▶ [EXERCISE OBJECTIVE]:
Your answer should be one number: the count of lines in these entries that hold the word "Press".

▶ [DATA TO PROCESS]:
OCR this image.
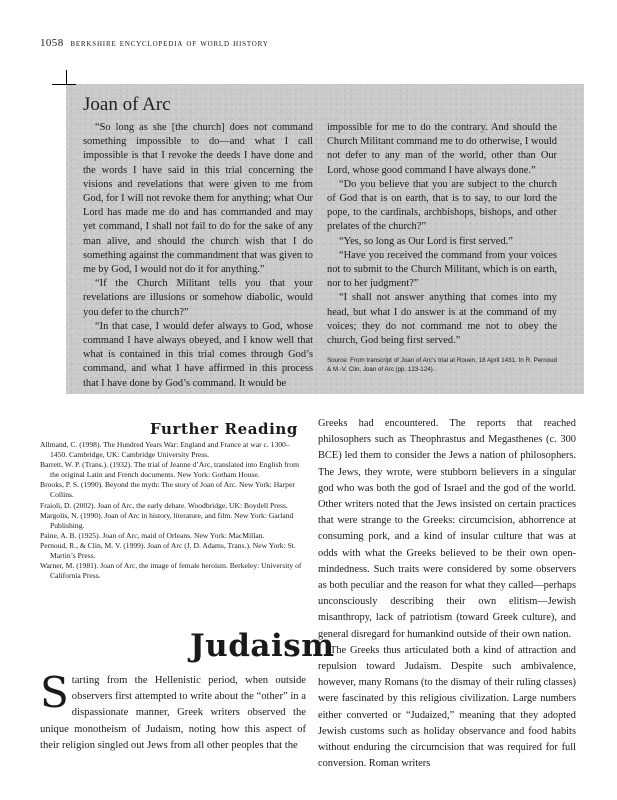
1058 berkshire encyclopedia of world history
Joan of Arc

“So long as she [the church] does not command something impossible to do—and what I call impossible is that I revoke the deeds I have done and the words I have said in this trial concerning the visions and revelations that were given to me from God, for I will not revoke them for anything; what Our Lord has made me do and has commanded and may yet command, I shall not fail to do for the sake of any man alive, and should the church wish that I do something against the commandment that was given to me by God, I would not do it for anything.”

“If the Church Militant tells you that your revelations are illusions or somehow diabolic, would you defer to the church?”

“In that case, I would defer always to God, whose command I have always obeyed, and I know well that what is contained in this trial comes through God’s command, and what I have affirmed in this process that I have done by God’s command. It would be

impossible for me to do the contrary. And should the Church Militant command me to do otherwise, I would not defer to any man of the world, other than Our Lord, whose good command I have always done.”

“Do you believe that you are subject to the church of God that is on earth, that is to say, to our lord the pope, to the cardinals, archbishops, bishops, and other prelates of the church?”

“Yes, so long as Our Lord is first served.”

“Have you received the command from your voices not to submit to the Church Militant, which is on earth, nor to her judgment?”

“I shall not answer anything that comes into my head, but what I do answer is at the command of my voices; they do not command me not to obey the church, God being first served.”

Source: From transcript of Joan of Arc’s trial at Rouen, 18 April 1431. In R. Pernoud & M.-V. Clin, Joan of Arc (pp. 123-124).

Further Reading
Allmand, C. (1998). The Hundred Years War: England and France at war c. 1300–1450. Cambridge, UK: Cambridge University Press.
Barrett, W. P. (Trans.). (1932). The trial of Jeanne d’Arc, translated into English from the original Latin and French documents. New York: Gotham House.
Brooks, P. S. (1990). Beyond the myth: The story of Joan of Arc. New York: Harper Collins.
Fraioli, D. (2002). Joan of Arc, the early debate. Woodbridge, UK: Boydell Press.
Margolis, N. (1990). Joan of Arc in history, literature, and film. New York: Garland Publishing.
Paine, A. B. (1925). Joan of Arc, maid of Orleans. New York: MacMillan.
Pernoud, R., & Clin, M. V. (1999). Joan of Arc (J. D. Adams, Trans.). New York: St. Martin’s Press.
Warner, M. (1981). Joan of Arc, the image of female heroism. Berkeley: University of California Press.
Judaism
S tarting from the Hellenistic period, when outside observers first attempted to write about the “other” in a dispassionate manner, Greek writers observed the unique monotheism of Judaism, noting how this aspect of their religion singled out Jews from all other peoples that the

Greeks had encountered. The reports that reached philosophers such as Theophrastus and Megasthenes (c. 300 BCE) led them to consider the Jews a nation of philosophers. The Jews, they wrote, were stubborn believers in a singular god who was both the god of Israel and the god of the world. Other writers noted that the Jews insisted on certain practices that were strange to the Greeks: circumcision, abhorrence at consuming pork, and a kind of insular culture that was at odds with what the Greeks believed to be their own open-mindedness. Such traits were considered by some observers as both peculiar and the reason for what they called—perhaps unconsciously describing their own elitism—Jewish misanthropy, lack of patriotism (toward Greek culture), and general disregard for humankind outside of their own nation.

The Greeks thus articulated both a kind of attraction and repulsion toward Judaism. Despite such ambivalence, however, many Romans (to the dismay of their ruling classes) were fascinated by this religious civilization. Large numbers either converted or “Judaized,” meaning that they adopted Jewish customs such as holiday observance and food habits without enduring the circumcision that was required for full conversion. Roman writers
---
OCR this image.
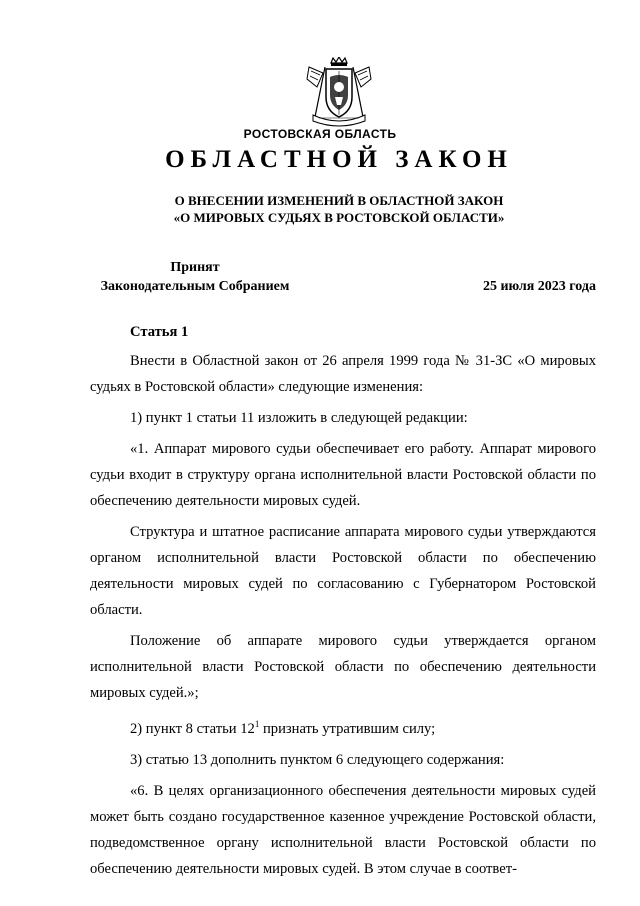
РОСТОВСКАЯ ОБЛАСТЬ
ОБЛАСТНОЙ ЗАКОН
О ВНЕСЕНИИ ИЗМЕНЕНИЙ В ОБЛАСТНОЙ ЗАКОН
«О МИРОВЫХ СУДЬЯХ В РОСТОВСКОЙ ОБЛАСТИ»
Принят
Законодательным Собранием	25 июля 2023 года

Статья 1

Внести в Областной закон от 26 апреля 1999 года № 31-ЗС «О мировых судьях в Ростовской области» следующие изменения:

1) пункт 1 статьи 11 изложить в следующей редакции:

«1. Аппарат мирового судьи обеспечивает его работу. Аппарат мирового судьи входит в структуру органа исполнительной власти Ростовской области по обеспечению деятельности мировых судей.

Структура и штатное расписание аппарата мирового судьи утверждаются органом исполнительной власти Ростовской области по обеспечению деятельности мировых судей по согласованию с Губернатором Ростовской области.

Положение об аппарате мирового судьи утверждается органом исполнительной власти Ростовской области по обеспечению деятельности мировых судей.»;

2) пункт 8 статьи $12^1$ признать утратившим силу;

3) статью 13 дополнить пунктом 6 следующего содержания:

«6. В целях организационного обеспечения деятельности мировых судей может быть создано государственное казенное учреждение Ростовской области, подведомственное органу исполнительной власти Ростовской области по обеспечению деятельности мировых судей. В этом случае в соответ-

▶ [EXERCISE RESPONSE]:
4